Return the records exactly as they are.

------ Dataset entries ------

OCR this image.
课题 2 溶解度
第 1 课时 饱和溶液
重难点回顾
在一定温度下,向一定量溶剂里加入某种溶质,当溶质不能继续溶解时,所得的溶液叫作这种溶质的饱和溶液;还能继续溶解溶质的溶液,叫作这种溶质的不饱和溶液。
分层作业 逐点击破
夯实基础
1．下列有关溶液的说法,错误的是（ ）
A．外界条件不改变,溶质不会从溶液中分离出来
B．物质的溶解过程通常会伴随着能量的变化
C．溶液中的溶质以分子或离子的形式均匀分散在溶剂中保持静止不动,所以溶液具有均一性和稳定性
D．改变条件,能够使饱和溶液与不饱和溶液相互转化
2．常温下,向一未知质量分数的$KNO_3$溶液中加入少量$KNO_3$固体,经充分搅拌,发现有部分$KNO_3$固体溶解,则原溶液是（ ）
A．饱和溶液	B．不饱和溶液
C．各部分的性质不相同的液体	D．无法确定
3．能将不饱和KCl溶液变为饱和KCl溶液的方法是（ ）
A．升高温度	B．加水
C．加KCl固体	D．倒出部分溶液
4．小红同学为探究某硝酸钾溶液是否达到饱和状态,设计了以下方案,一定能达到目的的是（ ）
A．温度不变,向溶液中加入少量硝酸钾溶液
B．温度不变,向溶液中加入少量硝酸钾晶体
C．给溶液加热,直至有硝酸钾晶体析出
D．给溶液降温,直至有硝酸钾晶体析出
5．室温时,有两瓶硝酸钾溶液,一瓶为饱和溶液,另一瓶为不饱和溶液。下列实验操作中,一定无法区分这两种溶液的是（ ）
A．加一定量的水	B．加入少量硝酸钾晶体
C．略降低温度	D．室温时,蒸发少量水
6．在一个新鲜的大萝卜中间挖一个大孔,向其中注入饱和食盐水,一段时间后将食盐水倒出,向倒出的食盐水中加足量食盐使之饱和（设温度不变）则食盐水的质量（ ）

------

- [Finished answer]
OCR this image.
课题 2 溶解度
第 1 课时 饱和溶液
重难点回顾
在一定温度下,向一定量溶剂里加入某种溶质,当溶质不能继续溶解时,所得的溶液叫作这种溶质的饱和溶液;还能继续溶解溶质的溶液,叫作这种溶质的不饱和溶液。
分层作业 逐点击破
夯实基础
1．下列有关溶液的说法,错误的是（ ）
A．外界条件不改变,溶质不会从溶液中分离出来
B．物质的溶解过程通常会伴随着能量的变化
C．溶液中的溶质以分子或离子的形式均匀分散在溶剂中保持静止不动,所以溶液具有均一性和稳定性
D．改变条件,能够使饱和溶液与不饱和溶液相互转化
2．常温下,向一未知质量分数的$KNO_3$溶液中加入少量$KNO_3$固体,经充分搅拌,发现有部分$KNO_3$固体溶解,则原溶液是（ ）
A．饱和溶液	B．不饱和溶液
C．各部分的性质不相同的液体	D．无法确定
3．能将不饱和KCl溶液变为饱和KCl溶液的方法是（ ）
A．升高温度	B．加水
C．加KCl固体	D．倒出部分溶液
4．小红同学为探究某硝酸钾溶液是否达到饱和状态,设计了以下方案,一定能达到目的的是（ ）
A．温度不变,向溶液中加入少量硝酸钾溶液
B．温度不变,向溶液中加入少量硝酸钾晶体
C．给溶液加热,直至有硝酸钾晶体析出
D．给溶液降温,直至有硝酸钾晶体析出
5．室温时,有两瓶硝酸钾溶液,一瓶为饱和溶液,另一瓶为不饱和溶液。下列实验操作中,一定无法区分这两种溶液的是（ ）
A．加一定量的水	B．加入少量硝酸钾晶体
C．略降低温度	D．室温时,蒸发少量水
6．在一个新鲜的大萝卜中间挖一个大孔,向其中注入饱和食盐水,一段时间后将食盐水倒出,向倒出的食盐水中加足量食盐使之饱和（设温度不变）则食盐水的质量（ ）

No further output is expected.